→ **TASK GOAL**: Collect all lines from the listing that include the string "JSON".

→ **EXTRACTED INFORMATION**:
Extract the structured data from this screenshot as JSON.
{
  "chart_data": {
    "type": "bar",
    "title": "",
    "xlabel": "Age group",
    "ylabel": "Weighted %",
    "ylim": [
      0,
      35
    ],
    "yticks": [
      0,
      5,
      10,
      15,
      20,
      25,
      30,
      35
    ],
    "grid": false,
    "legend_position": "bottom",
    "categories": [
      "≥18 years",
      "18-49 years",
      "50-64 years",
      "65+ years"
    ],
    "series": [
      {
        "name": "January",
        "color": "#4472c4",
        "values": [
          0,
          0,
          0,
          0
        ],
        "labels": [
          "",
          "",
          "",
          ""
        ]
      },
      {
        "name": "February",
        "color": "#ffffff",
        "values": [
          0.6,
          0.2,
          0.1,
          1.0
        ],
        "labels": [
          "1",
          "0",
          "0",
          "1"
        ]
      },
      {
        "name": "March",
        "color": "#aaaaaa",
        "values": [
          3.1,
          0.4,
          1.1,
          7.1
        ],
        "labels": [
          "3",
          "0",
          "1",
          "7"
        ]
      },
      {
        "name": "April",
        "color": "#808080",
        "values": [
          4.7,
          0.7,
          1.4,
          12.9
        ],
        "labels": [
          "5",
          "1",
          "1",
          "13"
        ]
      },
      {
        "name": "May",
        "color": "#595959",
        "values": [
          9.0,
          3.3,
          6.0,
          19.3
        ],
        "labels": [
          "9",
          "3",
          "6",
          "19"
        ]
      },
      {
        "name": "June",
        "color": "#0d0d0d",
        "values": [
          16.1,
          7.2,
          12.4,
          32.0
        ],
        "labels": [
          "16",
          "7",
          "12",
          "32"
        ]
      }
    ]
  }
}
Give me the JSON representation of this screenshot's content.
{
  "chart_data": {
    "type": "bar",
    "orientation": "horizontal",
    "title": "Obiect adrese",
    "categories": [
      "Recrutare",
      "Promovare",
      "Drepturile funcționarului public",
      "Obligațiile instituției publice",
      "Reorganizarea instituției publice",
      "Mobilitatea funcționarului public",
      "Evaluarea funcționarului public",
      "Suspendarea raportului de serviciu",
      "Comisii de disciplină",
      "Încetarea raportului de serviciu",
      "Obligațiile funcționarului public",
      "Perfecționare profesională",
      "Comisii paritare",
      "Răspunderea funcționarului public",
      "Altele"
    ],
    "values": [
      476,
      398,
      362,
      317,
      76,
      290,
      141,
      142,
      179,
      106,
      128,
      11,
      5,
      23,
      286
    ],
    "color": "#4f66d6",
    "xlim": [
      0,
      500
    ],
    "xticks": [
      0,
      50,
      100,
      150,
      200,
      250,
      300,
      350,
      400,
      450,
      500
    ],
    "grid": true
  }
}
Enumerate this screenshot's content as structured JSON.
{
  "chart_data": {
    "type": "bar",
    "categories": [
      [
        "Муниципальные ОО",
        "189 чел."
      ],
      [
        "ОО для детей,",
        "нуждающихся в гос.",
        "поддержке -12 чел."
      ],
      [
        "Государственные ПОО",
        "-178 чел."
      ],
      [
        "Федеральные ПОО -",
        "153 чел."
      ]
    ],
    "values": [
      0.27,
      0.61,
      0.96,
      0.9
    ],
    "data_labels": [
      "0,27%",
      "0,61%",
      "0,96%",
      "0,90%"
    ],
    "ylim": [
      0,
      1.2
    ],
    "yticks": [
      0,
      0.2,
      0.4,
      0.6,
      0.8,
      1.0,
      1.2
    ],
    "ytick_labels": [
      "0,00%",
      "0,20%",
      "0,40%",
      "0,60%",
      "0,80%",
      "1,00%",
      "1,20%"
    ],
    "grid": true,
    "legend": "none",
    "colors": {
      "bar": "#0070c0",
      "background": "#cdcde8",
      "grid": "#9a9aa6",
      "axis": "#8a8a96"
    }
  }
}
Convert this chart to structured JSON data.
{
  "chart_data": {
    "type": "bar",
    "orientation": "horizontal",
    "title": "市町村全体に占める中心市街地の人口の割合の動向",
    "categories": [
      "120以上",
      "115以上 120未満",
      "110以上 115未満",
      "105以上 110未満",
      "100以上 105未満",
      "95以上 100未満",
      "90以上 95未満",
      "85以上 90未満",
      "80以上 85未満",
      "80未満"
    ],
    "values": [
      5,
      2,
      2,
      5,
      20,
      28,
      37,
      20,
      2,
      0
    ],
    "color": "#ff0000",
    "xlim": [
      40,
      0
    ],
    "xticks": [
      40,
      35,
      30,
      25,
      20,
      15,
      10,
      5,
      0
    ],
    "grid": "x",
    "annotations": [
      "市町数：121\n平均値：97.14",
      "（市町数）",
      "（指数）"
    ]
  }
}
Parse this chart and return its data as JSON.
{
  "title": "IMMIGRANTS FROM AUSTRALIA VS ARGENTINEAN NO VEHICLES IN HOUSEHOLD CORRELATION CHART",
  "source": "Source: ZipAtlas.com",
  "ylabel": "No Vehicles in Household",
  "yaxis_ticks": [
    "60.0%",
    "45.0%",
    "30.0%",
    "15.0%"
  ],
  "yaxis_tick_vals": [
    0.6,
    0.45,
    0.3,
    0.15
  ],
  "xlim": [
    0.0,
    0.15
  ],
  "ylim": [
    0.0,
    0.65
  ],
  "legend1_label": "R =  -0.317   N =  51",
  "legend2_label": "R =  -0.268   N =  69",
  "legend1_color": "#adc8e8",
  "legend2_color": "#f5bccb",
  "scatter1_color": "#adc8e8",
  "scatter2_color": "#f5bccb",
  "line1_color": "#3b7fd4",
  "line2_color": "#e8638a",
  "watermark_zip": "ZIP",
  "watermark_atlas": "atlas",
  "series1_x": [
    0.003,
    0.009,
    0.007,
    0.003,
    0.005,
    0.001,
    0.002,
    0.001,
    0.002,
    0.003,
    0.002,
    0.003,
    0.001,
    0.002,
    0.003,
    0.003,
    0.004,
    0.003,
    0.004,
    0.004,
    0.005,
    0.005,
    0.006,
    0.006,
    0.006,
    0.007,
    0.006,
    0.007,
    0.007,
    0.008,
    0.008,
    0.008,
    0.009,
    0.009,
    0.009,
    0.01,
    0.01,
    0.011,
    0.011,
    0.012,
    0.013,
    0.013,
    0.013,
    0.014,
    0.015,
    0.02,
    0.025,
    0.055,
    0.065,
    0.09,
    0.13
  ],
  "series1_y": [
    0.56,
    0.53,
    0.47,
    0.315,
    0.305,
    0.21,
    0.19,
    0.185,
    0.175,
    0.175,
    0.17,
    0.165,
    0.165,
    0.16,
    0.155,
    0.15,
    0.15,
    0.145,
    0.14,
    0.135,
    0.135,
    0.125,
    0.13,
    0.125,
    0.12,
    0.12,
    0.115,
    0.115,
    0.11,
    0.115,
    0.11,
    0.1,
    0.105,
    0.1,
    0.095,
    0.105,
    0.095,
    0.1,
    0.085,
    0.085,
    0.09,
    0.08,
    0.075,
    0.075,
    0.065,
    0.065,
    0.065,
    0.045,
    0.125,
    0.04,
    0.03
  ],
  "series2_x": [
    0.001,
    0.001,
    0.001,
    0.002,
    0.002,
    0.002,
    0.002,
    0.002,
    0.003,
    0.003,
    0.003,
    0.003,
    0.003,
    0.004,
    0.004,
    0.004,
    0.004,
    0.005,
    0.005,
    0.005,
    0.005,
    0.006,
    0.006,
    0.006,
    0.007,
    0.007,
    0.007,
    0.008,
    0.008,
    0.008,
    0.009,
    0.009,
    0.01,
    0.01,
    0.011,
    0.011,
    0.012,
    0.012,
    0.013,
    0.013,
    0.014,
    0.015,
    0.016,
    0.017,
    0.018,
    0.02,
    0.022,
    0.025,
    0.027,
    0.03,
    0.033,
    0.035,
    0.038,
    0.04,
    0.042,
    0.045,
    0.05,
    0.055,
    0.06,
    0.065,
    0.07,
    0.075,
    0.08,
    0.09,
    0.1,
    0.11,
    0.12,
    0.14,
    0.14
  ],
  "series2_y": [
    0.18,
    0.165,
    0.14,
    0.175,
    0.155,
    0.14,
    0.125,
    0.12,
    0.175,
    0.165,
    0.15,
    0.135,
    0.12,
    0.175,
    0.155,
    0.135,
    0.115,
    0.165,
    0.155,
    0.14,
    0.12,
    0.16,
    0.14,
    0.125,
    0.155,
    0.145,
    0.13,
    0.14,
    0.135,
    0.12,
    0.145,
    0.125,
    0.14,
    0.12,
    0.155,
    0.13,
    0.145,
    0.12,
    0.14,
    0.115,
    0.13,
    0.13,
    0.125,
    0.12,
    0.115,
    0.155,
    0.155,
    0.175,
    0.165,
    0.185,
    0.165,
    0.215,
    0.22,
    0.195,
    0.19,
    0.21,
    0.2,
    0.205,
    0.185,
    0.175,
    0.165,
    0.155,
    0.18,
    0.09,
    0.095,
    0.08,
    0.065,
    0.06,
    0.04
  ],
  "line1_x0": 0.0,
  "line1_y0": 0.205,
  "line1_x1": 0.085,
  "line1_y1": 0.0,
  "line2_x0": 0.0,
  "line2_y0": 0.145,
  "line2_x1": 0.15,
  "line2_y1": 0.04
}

→ **ANSWER TO THIS EXERCISE**:
Extract the structured data from this screenshot as JSON.
Give me the JSON representation of this screenshot's content.
Enumerate this screenshot's content as structured JSON.
Convert this chart to structured JSON data.
Parse this chart and return its data as JSON.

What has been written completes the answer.